AIM OF THE TASK =>
Find every line in the records below that holds the word "balance" and copy it.

Records about charts and figures =>
◇ ◇ ◇ ◇

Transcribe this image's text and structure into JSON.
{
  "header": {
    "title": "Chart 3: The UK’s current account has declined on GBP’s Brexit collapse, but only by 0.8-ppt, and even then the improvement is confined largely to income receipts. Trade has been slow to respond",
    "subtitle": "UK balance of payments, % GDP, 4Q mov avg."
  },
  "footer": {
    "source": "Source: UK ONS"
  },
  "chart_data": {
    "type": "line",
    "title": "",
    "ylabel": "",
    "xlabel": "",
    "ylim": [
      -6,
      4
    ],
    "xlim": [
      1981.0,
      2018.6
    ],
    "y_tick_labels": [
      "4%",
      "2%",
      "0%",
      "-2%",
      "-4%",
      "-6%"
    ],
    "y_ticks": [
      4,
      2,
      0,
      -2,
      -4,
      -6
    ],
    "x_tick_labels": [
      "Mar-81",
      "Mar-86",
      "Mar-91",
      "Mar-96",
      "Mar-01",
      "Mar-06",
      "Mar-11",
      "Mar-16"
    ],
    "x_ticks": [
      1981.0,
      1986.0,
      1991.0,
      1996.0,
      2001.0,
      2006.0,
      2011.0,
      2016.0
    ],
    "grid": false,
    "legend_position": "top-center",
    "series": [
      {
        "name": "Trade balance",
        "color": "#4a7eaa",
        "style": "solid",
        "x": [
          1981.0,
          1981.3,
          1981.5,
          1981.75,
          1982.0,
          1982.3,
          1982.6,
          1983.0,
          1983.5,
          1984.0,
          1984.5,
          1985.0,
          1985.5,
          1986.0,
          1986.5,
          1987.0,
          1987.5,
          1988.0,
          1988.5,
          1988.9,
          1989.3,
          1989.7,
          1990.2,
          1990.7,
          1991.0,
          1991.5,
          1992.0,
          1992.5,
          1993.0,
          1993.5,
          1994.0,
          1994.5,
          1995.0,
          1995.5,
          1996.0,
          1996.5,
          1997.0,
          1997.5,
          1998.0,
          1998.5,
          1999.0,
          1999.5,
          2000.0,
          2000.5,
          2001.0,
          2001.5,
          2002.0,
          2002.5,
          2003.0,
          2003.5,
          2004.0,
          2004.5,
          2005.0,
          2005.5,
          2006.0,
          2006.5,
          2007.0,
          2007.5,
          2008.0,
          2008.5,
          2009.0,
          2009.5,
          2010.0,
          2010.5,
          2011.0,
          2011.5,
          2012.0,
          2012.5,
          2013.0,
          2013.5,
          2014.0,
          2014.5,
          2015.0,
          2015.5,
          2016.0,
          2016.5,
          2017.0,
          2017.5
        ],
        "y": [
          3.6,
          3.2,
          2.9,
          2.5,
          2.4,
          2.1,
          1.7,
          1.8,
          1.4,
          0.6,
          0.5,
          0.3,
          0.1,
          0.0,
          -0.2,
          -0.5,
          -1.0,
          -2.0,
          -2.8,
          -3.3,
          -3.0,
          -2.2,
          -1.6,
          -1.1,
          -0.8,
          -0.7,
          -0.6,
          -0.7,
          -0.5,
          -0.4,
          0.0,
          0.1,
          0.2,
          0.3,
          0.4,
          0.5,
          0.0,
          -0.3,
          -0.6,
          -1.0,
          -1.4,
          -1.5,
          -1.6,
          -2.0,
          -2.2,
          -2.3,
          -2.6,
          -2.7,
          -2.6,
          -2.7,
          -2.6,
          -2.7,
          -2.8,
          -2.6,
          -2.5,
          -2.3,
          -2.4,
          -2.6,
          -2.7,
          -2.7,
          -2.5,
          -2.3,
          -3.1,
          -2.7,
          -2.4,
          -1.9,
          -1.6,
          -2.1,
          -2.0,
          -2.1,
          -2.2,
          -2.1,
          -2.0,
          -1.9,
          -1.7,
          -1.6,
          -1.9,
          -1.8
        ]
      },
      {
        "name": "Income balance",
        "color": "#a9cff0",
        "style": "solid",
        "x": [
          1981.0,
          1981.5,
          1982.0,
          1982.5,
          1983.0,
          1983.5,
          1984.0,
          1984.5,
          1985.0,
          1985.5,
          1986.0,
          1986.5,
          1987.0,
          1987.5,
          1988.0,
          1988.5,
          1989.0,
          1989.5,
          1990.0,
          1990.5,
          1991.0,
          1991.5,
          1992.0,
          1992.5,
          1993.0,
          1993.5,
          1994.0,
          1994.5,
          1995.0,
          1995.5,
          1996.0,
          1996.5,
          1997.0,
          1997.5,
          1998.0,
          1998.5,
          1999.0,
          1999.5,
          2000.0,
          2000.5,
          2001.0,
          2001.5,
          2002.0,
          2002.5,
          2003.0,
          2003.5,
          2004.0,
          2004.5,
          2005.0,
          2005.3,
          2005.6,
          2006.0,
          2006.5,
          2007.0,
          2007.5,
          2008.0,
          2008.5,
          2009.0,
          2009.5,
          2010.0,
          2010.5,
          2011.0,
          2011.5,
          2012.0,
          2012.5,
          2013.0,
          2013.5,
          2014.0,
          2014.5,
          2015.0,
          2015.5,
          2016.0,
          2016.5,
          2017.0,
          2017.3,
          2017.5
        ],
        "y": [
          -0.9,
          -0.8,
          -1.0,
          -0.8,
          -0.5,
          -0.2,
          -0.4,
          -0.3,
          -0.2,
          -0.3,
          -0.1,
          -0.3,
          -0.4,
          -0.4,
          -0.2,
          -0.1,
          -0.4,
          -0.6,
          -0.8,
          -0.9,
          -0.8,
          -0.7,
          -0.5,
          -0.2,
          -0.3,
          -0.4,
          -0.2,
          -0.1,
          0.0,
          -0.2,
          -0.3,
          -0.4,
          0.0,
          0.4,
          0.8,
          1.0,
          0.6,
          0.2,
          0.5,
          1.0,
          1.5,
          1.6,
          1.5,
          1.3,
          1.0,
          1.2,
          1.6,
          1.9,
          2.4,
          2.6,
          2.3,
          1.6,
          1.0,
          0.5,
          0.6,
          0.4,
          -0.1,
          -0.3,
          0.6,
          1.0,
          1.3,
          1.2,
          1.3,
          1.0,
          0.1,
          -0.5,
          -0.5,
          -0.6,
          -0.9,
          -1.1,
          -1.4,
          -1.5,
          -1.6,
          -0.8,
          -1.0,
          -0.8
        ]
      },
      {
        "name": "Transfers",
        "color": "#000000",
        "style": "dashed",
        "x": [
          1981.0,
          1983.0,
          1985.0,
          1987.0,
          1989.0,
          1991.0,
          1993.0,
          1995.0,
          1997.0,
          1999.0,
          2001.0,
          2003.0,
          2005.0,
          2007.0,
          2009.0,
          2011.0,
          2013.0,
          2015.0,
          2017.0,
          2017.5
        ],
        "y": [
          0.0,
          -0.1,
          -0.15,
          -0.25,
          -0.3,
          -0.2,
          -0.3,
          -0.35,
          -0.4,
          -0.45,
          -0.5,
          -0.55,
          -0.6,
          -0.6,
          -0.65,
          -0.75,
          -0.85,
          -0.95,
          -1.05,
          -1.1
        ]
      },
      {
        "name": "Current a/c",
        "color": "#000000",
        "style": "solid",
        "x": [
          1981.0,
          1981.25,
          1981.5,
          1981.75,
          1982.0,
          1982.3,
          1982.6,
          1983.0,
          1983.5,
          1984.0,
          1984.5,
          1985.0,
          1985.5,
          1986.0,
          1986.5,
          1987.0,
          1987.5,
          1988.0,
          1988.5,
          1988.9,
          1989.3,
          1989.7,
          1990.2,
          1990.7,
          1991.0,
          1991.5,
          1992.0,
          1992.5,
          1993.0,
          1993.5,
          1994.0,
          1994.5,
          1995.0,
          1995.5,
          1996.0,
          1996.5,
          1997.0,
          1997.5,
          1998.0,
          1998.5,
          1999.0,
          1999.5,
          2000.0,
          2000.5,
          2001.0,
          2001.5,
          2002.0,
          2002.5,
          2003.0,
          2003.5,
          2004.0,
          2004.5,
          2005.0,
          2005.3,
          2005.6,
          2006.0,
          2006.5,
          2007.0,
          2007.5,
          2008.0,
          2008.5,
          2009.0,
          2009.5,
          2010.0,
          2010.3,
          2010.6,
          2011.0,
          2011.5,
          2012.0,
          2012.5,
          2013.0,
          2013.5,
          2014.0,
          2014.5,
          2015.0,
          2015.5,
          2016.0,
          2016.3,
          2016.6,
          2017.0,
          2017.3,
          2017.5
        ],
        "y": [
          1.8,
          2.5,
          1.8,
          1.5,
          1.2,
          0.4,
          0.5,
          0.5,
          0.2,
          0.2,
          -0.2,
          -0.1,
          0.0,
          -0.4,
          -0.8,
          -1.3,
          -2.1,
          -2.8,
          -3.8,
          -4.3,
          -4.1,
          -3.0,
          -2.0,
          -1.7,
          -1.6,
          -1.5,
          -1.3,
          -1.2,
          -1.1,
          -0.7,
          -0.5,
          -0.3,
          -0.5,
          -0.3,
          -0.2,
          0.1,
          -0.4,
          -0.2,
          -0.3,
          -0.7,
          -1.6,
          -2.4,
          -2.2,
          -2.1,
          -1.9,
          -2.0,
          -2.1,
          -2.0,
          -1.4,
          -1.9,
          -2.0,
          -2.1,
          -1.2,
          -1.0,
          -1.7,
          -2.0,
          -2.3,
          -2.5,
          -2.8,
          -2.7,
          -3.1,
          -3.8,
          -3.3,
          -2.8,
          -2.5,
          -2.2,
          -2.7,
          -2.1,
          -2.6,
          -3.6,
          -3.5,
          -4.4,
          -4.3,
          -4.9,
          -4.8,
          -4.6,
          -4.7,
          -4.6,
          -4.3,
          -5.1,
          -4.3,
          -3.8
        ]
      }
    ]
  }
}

◇ ◇ ◇ ◇

ANSWER BELOW =>
    "subtitle": "UK balance of payments, % GDP, 4Q mov avg."
        "name": "Trade balance",
        "name": "Income balance",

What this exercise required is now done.